═══ Dataset content ═══

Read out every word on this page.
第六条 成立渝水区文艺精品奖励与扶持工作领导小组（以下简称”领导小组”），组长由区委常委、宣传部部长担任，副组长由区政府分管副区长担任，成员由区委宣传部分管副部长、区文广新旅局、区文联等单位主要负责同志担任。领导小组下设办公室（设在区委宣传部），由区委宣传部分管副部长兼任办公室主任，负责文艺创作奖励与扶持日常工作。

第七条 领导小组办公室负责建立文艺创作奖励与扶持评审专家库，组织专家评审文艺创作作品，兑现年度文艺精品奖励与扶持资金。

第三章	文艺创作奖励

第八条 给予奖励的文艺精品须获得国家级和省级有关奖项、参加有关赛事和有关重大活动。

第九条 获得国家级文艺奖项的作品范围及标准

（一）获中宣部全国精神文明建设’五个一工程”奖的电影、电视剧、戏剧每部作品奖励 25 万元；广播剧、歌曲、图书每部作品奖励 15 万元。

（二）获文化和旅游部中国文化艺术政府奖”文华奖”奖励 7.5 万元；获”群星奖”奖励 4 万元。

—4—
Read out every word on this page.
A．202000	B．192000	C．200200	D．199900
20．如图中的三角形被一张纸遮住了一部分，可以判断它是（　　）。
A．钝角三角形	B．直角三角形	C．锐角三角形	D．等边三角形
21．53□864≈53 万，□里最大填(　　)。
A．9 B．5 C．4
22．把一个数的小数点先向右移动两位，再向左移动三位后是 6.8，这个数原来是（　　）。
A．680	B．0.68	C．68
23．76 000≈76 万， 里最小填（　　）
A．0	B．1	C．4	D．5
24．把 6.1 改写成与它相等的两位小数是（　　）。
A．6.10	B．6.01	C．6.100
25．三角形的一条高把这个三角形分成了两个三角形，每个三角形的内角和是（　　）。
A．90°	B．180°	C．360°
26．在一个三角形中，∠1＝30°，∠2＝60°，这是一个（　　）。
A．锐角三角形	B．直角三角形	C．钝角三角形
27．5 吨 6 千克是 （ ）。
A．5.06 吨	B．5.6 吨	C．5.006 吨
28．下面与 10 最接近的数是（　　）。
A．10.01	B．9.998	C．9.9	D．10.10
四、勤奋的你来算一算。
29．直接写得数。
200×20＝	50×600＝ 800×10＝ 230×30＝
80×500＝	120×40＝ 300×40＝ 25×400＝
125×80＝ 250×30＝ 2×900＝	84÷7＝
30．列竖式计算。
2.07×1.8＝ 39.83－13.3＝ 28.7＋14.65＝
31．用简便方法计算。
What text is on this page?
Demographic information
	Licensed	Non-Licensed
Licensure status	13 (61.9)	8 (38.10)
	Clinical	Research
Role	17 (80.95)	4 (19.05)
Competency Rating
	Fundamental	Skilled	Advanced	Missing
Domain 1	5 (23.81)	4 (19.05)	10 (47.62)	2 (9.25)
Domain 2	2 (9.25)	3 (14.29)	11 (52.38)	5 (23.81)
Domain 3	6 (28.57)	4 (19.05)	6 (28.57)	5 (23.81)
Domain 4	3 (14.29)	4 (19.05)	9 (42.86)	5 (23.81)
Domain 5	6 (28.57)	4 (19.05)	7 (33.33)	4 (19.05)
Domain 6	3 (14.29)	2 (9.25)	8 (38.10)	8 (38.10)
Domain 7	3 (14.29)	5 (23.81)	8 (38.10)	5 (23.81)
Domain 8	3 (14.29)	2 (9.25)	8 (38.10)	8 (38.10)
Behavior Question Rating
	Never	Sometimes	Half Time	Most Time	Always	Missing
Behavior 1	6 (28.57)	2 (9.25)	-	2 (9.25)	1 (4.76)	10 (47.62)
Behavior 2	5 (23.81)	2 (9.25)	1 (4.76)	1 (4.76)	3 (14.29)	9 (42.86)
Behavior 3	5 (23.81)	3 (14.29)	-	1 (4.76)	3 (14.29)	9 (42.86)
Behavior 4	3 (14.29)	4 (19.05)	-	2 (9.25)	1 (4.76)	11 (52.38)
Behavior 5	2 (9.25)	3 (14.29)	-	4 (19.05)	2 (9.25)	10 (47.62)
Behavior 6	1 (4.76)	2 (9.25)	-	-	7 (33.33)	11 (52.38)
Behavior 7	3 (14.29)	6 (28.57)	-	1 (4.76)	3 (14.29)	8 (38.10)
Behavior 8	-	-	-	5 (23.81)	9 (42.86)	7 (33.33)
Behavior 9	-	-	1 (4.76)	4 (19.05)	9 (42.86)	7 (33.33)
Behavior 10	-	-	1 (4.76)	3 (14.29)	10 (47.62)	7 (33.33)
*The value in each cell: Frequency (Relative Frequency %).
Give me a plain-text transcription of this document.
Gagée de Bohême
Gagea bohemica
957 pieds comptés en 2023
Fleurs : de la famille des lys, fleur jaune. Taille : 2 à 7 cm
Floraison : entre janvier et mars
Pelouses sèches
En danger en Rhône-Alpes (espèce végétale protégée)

═══

-- The task --
Please return the data above exactly as given.

-- Answer to the exercise --
Read out every word on this page.
第六条 成立渝水区文艺精品奖励与扶持工作领导小组（以下简称”领导小组”），组长由区委常委、宣传部部长担任，副组长由区政府分管副区长担任，成员由区委宣传部分管副部长、区文广新旅局、区文联等单位主要负责同志担任。领导小组下设办公室（设在区委宣传部），由区委宣传部分管副部长兼任办公室主任，负责文艺创作奖励与扶持日常工作。

第七条 领导小组办公室负责建立文艺创作奖励与扶持评审专家库，组织专家评审文艺创作作品，兑现年度文艺精品奖励与扶持资金。

第三章	文艺创作奖励

第八条 给予奖励的文艺精品须获得国家级和省级有关奖项、参加有关赛事和有关重大活动。

第九条 获得国家级文艺奖项的作品范围及标准

（一）获中宣部全国精神文明建设’五个一工程”奖的电影、电视剧、戏剧每部作品奖励 25 万元；广播剧、歌曲、图书每部作品奖励 15 万元。

（二）获文化和旅游部中国文化艺术政府奖”文华奖”奖励 7.5 万元；获”群星奖”奖励 4 万元。

—4—
Read out every word on this page.
A．202000	B．192000	C．200200	D．199900
20．如图中的三角形被一张纸遮住了一部分，可以判断它是（　　）。
A．钝角三角形	B．直角三角形	C．锐角三角形	D．等边三角形
21．53□864≈53 万，□里最大填(　　)。
A．9 B．5 C．4
22．把一个数的小数点先向右移动两位，再向左移动三位后是 6.8，这个数原来是（　　）。
A．680	B．0.68	C．68
23．76 000≈76 万， 里最小填（　　）
A．0	B．1	C．4	D．5
24．把 6.1 改写成与它相等的两位小数是（　　）。
A．6.10	B．6.01	C．6.100
25．三角形的一条高把这个三角形分成了两个三角形，每个三角形的内角和是（　　）。
A．90°	B．180°	C．360°
26．在一个三角形中，∠1＝30°，∠2＝60°，这是一个（　　）。
A．锐角三角形	B．直角三角形	C．钝角三角形
27．5 吨 6 千克是 （ ）。
A．5.06 吨	B．5.6 吨	C．5.006 吨
28．下面与 10 最接近的数是（　　）。
A．10.01	B．9.998	C．9.9	D．10.10
四、勤奋的你来算一算。
29．直接写得数。
200×20＝	50×600＝ 800×10＝ 230×30＝
80×500＝	120×40＝ 300×40＝ 25×400＝
125×80＝ 250×30＝ 2×900＝	84÷7＝
30．列竖式计算。
2.07×1.8＝ 39.83－13.3＝ 28.7＋14.65＝
31．用简便方法计算。
What text is on this page?
Demographic information
	Licensed	Non-Licensed
Licensure status	13 (61.9)	8 (38.10)
	Clinical	Research
Role	17 (80.95)	4 (19.05)
Competency Rating
	Fundamental	Skilled	Advanced	Missing
Domain 1	5 (23.81)	4 (19.05)	10 (47.62)	2 (9.25)
Domain 2	2 (9.25)	3 (14.29)	11 (52.38)	5 (23.81)
Domain 3	6 (28.57)	4 (19.05)	6 (28.57)	5 (23.81)
Domain 4	3 (14.29)	4 (19.05)	9 (42.86)	5 (23.81)
Domain 5	6 (28.57)	4 (19.05)	7 (33.33)	4 (19.05)
Domain 6	3 (14.29)	2 (9.25)	8 (38.10)	8 (38.10)
Domain 7	3 (14.29)	5 (23.81)	8 (38.10)	5 (23.81)
Domain 8	3 (14.29)	2 (9.25)	8 (38.10)	8 (38.10)
Behavior Question Rating
	Never	Sometimes	Half Time	Most Time	Always	Missing
Behavior 1	6 (28.57)	2 (9.25)	-	2 (9.25)	1 (4.76)	10 (47.62)
Behavior 2	5 (23.81)	2 (9.25)	1 (4.76)	1 (4.76)	3 (14.29)	9 (42.86)
Behavior 3	5 (23.81)	3 (14.29)	-	1 (4.76)	3 (14.29)	9 (42.86)
Behavior 4	3 (14.29)	4 (19.05)	-	2 (9.25)	1 (4.76)	11 (52.38)
Behavior 5	2 (9.25)	3 (14.29)	-	4 (19.05)	2 (9.25)	10 (47.62)
Behavior 6	1 (4.76)	2 (9.25)	-	-	7 (33.33)	11 (52.38)
Behavior 7	3 (14.29)	6 (28.57)	-	1 (4.76)	3 (14.29)	8 (38.10)
Behavior 8	-	-	-	5 (23.81)	9 (42.86)	7 (33.33)
Behavior 9	-	-	1 (4.76)	4 (19.05)	9 (42.86)	7 (33.33)
Behavior 10	-	-	1 (4.76)	3 (14.29)	10 (47.62)	7 (33.33)
*The value in each cell: Frequency (Relative Frequency %).
Give me a plain-text transcription of this document.
Gagée de Bohême
Gagea bohemica
957 pieds comptés en 2023
Fleurs : de la famille des lys, fleur jaune. Taille : 2 à 7 cm
Floraison : entre janvier et mars
Pelouses sèches
En danger en Rhône-Alpes (espèce végétale protégée)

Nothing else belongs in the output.